>> BEGIN
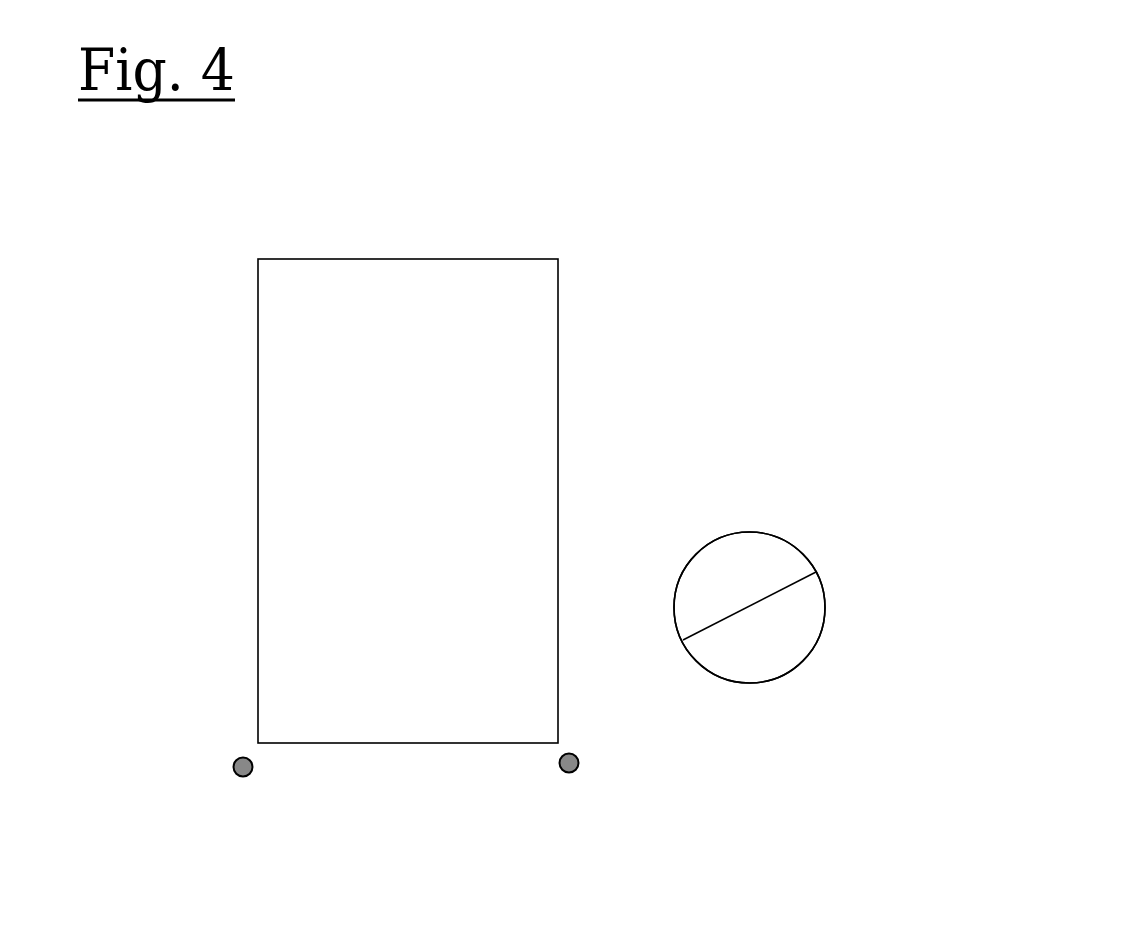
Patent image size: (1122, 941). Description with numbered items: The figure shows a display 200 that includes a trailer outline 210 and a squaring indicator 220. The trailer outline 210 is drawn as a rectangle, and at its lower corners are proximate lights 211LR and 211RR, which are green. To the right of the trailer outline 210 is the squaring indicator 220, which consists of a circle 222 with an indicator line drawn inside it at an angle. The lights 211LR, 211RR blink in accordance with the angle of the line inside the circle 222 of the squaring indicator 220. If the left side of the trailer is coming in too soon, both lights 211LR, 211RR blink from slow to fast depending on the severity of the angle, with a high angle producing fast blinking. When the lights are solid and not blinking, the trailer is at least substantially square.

The display 200 is at (759, 137).
The trailer outline 210 is at (685, 330).
The squaring indicator 220 is at (810, 506).
The circle 222 is at (821, 654).
The light 211LR is at (220, 750).
The light 211RR is at (596, 764).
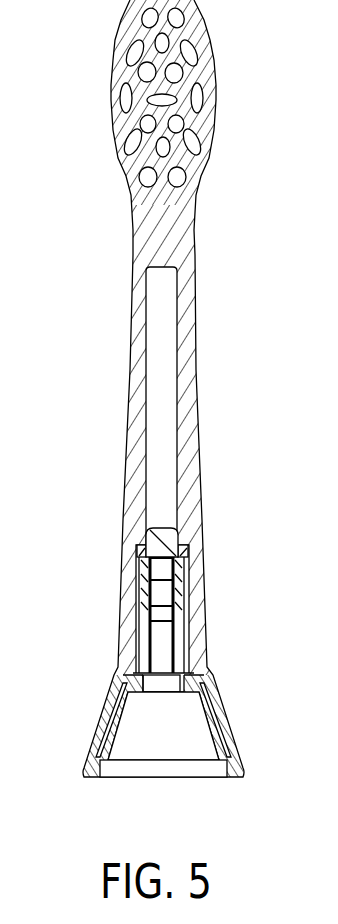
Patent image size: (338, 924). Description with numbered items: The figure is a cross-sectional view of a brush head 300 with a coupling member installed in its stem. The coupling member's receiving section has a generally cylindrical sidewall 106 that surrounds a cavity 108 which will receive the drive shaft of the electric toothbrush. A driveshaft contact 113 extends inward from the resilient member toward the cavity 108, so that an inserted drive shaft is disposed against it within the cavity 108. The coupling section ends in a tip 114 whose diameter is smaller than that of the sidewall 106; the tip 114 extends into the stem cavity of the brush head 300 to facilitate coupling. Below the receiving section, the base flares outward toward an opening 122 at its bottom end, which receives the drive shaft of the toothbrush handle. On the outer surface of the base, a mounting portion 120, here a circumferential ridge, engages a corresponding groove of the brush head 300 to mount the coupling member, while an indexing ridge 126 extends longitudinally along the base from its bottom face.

The brush head 300 is at (73, 127).
The sidewall 106 is at (185, 632).
The cavity 108 is at (146, 638).
The driveshaft contact 113 is at (161, 592).
The tip 114 is at (158, 528).
The mounting portion 120 is at (110, 743).
The opening 122 is at (177, 728).
The indexing ridge 126 is at (212, 737).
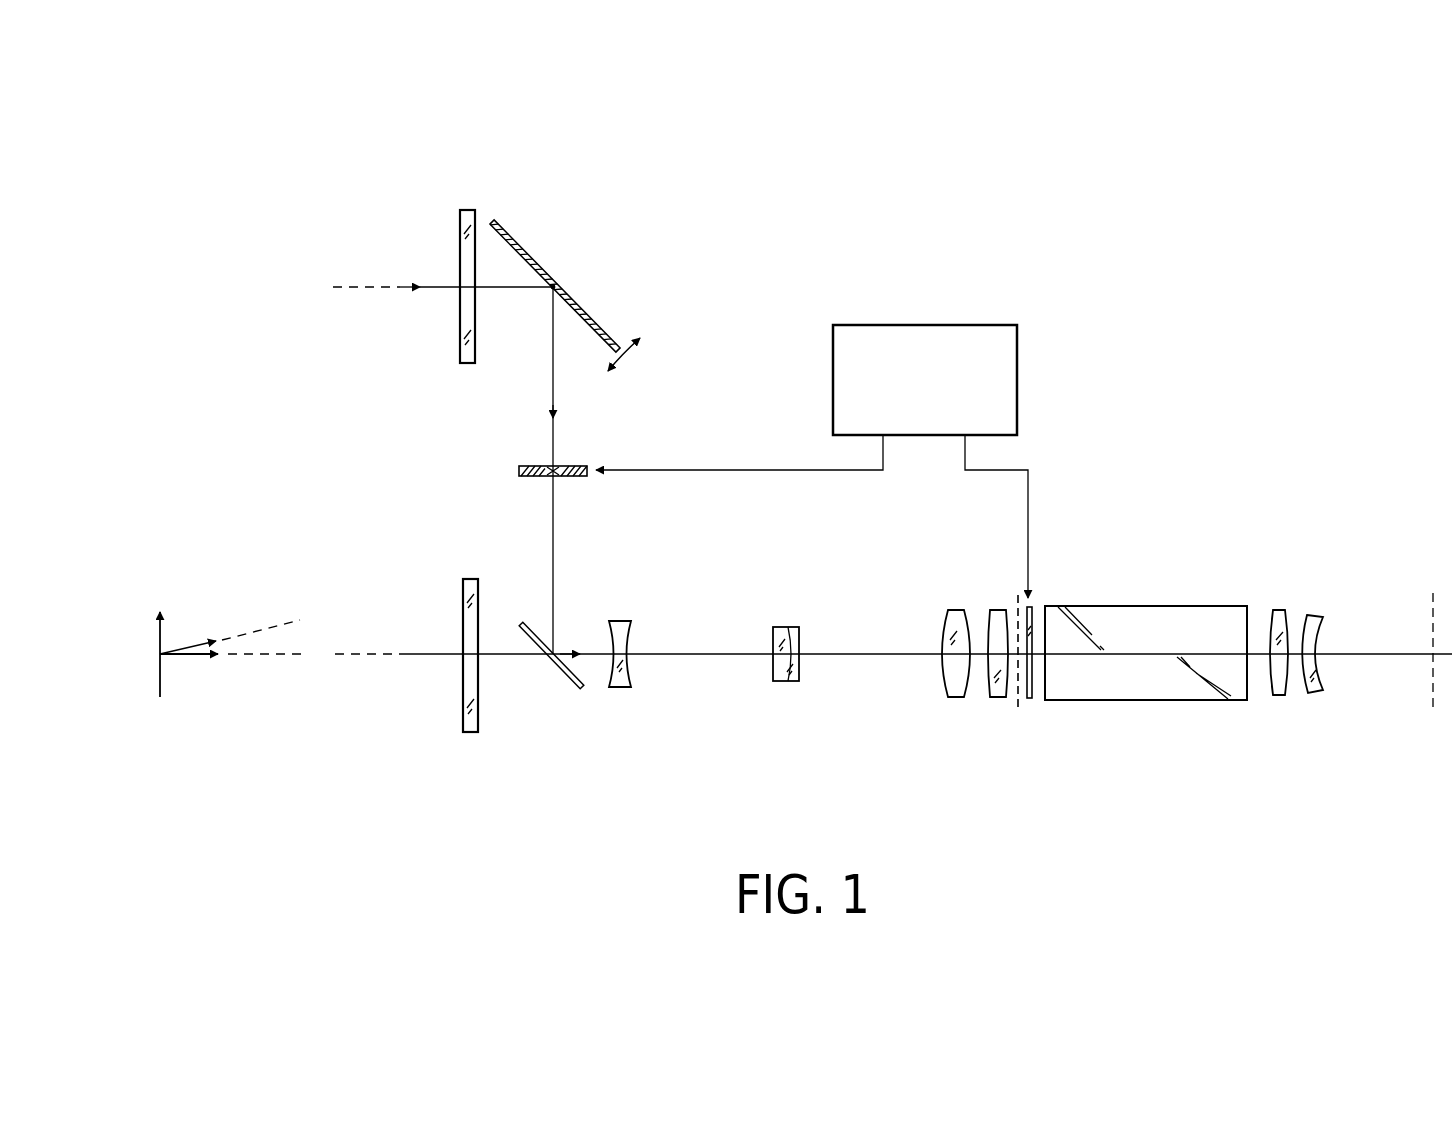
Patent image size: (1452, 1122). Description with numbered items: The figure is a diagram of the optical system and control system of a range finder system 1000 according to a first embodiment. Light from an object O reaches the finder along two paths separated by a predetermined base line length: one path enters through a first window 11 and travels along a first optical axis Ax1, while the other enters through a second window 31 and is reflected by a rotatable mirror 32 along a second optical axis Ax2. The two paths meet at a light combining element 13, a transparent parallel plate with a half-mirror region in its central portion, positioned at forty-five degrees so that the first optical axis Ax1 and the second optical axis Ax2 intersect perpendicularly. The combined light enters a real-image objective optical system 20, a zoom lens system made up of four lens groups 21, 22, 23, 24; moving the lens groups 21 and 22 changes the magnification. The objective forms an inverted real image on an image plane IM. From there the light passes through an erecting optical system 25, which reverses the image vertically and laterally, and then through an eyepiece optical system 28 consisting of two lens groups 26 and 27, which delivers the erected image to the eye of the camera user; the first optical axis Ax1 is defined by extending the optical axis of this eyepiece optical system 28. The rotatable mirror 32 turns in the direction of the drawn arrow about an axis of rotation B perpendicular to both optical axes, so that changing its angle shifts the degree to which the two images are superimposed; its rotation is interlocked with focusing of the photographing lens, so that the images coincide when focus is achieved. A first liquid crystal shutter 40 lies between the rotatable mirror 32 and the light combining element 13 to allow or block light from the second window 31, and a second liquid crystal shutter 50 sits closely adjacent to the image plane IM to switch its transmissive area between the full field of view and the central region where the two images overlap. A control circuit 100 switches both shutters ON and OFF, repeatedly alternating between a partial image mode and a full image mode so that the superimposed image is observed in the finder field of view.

The range finder system 1000 is at (995, 188).
The first window 11 is at (465, 710).
The light combining element 13 is at (556, 688).
The real-image objective optical system 20 is at (1013, 723).
The first lens group 21 is at (620, 622).
The second lens group 22 is at (785, 628).
The third lens group 23 is at (948, 616).
The fourth lens group 24 is at (1000, 608).
The erecting optical system 25 is at (1135, 606).
The first eyepiece lens group 26 is at (1280, 610).
The second eyepiece lens group 27 is at (1314, 615).
The eyepiece optical system 28 is at (1333, 719).
The second window 31 is at (467, 210).
The rotatable mirror 32 is at (533, 250).
The first liquid crystal shutter 40 is at (520, 467).
The second liquid crystal shutter 50 is at (1030, 605).
The control circuit 100 is at (1017, 388).
The object O is at (160, 680).
The axis of rotation B is at (550, 291).
The first optical axis Ax1 is at (495, 655).
The second optical axis Ax2 is at (553, 385).
The image plane IM is at (1020, 710).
>> END
Print every line of the material above word for word, leaving out the pictures.

__Task result__.
Patent image size: (1122, 941). Description with numbered items: The figure shows a display 200 that includes a trailer outline 210 and a squaring indicator 220. The trailer outline 210 is drawn as a rectangle, and at its lower corners are proximate lights 211LR and 211RR, which are green. To the right of the trailer outline 210 is the squaring indicator 220, which consists of a circle 222 with an indicator line drawn inside it at an angle. The lights 211LR, 211RR blink in accordance with the angle of the line inside the circle 222 of the squaring indicator 220. If the left side of the trailer is coming in too soon, both lights 211LR, 211RR blink from slow to fast depending on the severity of the angle, with a high angle producing fast blinking. When the lights are solid and not blinking, the trailer is at least substantially square.

The display 200 is at (759, 137).
The trailer outline 210 is at (685, 330).
The squaring indicator 220 is at (810, 506).
The circle 222 is at (821, 654).
The light 211LR is at (220, 750).
The light 211RR is at (596, 764).
Patent image size: (338, 924). Description with numbered items: The figure is a cross-sectional view of a brush head 300 with a coupling member installed in its stem. The coupling member's receiving section has a generally cylindrical sidewall 106 that surrounds a cavity 108 which will receive the drive shaft of the electric toothbrush. A driveshaft contact 113 extends inward from the resilient member toward the cavity 108, so that an inserted drive shaft is disposed against it within the cavity 108. The coupling section ends in a tip 114 whose diameter is smaller than that of the sidewall 106; the tip 114 extends into the stem cavity of the brush head 300 to facilitate coupling. Below the receiving section, the base flares outward toward an opening 122 at its bottom end, which receives the drive shaft of the toothbrush handle. On the outer surface of the base, a mounting portion 120, here a circumferential ridge, engages a corresponding groove of the brush head 300 to mount the coupling member, while an indexing ridge 126 extends longitudinally along the base from its bottom face.

The brush head 300 is at (73, 127).
The sidewall 106 is at (185, 632).
The cavity 108 is at (146, 638).
The driveshaft contact 113 is at (161, 592).
The tip 114 is at (158, 528).
The mounting portion 120 is at (110, 743).
The opening 122 is at (177, 728).
The indexing ridge 126 is at (212, 737).
Patent image size: (1452, 1122). Description with numbered items: The figure is a diagram of the optical system and control system of a range finder system 1000 according to a first embodiment. Light from an object O reaches the finder along two paths separated by a predetermined base line length: one path enters through a first window 11 and travels along a first optical axis Ax1, while the other enters through a second window 31 and is reflected by a rotatable mirror 32 along a second optical axis Ax2. The two paths meet at a light combining element 13, a transparent parallel plate with a half-mirror region in its central portion, positioned at forty-five degrees so that the first optical axis Ax1 and the second optical axis Ax2 intersect perpendicularly. The combined light enters a real-image objective optical system 20, a zoom lens system made up of four lens groups 21, 22, 23, 24; moving the lens groups 21 and 22 changes the magnification. The objective forms an inverted real image on an image plane IM. From there the light passes through an erecting optical system 25, which reverses the image vertically and laterally, and then through an eyepiece optical system 28 consisting of two lens groups 26 and 27, which delivers the erected image to the eye of the camera user; the first optical axis Ax1 is defined by extending the optical axis of this eyepiece optical system 28. The rotatable mirror 32 turns in the direction of the drawn arrow about an axis of rotation B perpendicular to both optical axes, so that changing its angle shifts the degree to which the two images are superimposed; its rotation is interlocked with focusing of the photographing lens, so that the images coincide when focus is achieved. A first liquid crystal shutter 40 lies between the rotatable mirror 32 and the light combining element 13 to allow or block light from the second window 31, and a second liquid crystal shutter 50 sits closely adjacent to the image plane IM to switch its transmissive area between the full field of view and the central region where the two images overlap. A control circuit 100 switches both shutters ON and OFF, repeatedly alternating between a partial image mode and a full image mode so that the superimposed image is observed in the finder field of view.

The range finder system 1000 is at (995, 188).
The first window 11 is at (465, 710).
The light combining element 13 is at (556, 688).
The real-image objective optical system 20 is at (1013, 723).
The first lens group 21 is at (620, 622).
The second lens group 22 is at (785, 628).
The third lens group 23 is at (948, 616).
The fourth lens group 24 is at (1000, 608).
The erecting optical system 25 is at (1135, 606).
The first eyepiece lens group 26 is at (1280, 610).
The second eyepiece lens group 27 is at (1314, 615).
The eyepiece optical system 28 is at (1333, 719).
The second window 31 is at (467, 210).
The rotatable mirror 32 is at (533, 250).
The first liquid crystal shutter 40 is at (520, 467).
The second liquid crystal shutter 50 is at (1030, 605).
The control circuit 100 is at (1017, 388).
The object O is at (160, 680).
The axis of rotation B is at (550, 291).
The first optical axis Ax1 is at (495, 655).
The second optical axis Ax2 is at (553, 385).
The image plane IM is at (1020, 710).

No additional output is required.